__PASSAGE TO READ__:
********

Let's face it, if a game gets as far as a fourth incarnation, it must have something going for it. The cute cartoon-style Settlers series might not be everyone's cuppa, particularly when you go up against epiclooking titles like Cossack. But as always there's only one thing that really counts and that's gameplay.

As you'd expect, S4 is an empire-building game with its accent being on creating a sound economy from which to wage war on your opponents. In fact, it's perfectly possible to play without lifting a sword in anger, even against other humans, thanks to the free-settling mode in which the winner is the one with the biggest and best settlement at the end of the game.

To do this, you have to gather raw materials from the surrounding area, occupy land to provide space for your buildings and organise a complicated series of production chains to turn things like wood, stone and iron ore into tools, weapons and eventually war machines and ships. Unlike in Age Of Empires and its clones, you don't give your individual settlers instructions to 'chop wood' or 'mine stone' -you simply put up the relevant building and watch them do whatever is necessary to get them producing.

There's an incredible amount to do in S4, with a total of 32 raw materials, goods, tools and weapons to micro-manage, some 48 buildings types to think about, 36 settler types, eight warrior types, nine ships and vehicles and 11 different tools and weapons.

Booze

Wood and stone are the primary building materials, although you'll quickly need to mine coal, iron, gold and sulphur to build the best stuff. You can also build grain farms, waterworkers' huts and mills to create bread, manage pigs or sheep from the farm to the slaughterhouse to feed your miners, and grow vines to create alcohol to curry favour with your gods. Eventually you'll have to build storage sites because production stops quickly if the goods aren't carried away from the place of production. Only miners actually consume food but you need the right foodstuffs to get them working at full tilt.

********

__PROVIDED DATA__:
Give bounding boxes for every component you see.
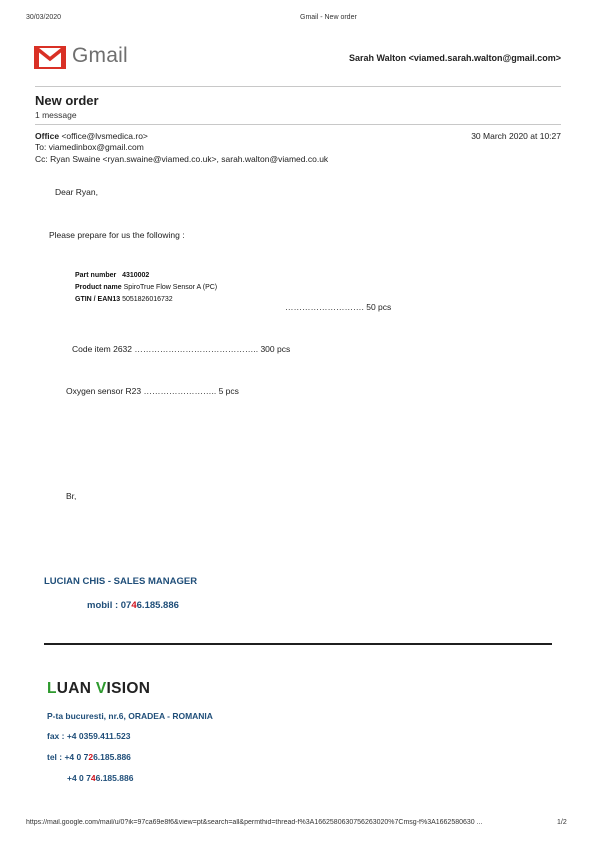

********

__INSTRUCTIONS FOR THE TASK__: Pick up the Settlers 4 review above and continue it from its last sentence.

__WRITTEN RESPONSE__:
With 36 different occupations for each settler, it's up to you to ensure the right balance. You specify the exact number of the three basic occupations: builder, digger and carrier. More builders and diggers makes construction faster, while the efficient flow of raw materials and goods around the settlement depends on carriers.

There are 28 other occupations in the game, most of which are automatically created when the relevant building is put up. Build a slaughterhouse, for example, and a spare settler who's not a builder, carrier or digger will pick up an axe (if you've got one, of course) and get to work. Carriers take animals to the slaughterhouse and the butcher stacks the meat outside for more carriers to pick up and take them to wherever they're needed most.

When materials are scarce, you can alter the relative importance and priority of individual goods and even prioritise production. Knocking down your own buildings to free up resources is also more tactically important than in other games of its type.

In contrast to Civilization clones there's no such thing as automatic production in this game and it does make you think. Hard. In fact, it's perfectly possible to stall a settlement completely simply for the lack of one tool or a bag of ore - at least it is if you've set the priorities badly. It can be frustrating in the extreme to watch six bags of coal sit on the ground right next to the building that you desperately need to turn out a scythe for example. To get a metal ingot with which to create the tool, you need to get your miners to work, but they won't if they don't get some bread. And they won't get bread until you farm the grain - with that bloody scythe that you haven't got...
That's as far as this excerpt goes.